WHAT IS REQUIRED:
Gather up all lines that carry the word "IKIP".

***** MATERIAL TO PROCESS

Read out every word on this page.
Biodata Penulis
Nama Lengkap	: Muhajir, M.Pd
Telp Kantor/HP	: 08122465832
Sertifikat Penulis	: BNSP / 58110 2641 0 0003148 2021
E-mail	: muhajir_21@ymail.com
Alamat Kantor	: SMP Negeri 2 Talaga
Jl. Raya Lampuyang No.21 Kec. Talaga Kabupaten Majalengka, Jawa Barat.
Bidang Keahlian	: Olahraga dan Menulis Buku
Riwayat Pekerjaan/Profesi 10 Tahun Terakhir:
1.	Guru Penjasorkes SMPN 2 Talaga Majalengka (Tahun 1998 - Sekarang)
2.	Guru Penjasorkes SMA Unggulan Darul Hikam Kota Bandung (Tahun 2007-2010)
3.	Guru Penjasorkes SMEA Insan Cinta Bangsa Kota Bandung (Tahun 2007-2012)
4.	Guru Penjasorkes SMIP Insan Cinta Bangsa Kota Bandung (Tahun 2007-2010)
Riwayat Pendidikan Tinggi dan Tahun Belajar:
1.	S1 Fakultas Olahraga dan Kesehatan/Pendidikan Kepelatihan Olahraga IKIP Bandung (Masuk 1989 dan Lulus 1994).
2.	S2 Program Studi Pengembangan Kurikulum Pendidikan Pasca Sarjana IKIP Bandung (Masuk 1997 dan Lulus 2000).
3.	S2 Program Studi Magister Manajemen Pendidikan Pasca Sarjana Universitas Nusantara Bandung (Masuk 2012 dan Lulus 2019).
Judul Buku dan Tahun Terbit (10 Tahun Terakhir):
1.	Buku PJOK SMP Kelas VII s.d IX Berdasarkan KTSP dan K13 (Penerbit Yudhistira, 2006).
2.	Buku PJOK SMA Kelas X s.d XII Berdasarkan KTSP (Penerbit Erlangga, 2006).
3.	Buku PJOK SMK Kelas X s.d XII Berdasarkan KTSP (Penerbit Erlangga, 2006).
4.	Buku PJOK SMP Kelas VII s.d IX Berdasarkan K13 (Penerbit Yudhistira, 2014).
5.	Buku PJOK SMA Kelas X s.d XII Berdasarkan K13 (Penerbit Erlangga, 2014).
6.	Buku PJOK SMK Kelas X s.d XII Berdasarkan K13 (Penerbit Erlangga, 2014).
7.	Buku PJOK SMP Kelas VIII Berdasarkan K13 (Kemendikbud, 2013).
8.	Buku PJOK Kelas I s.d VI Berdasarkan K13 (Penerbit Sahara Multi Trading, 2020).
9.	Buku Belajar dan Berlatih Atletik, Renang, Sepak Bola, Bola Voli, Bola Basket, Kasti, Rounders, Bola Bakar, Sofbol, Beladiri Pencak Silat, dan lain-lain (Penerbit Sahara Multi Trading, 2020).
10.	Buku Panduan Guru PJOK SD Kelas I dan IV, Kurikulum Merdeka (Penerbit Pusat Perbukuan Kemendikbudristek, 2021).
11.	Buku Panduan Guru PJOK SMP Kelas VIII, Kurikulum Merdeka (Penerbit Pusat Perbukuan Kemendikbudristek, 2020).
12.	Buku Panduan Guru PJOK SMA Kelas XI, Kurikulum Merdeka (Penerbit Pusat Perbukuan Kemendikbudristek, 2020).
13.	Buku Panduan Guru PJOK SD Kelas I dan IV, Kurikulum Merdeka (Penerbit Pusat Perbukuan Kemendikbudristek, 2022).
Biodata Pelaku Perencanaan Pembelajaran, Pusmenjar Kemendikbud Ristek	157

**********

ANSWER TO THE PROBLEM:
1.	S1 Fakultas Olahraga dan Kesehatan/Pendidikan Kepelatihan Olahraga IKIP Bandung (Masuk 1989 dan Lulus 1994).
2.	S2 Program Studi Pengembangan Kurikulum Pendidikan Pasca Sarjana IKIP Bandung (Masuk 1997 dan Lulus 2000).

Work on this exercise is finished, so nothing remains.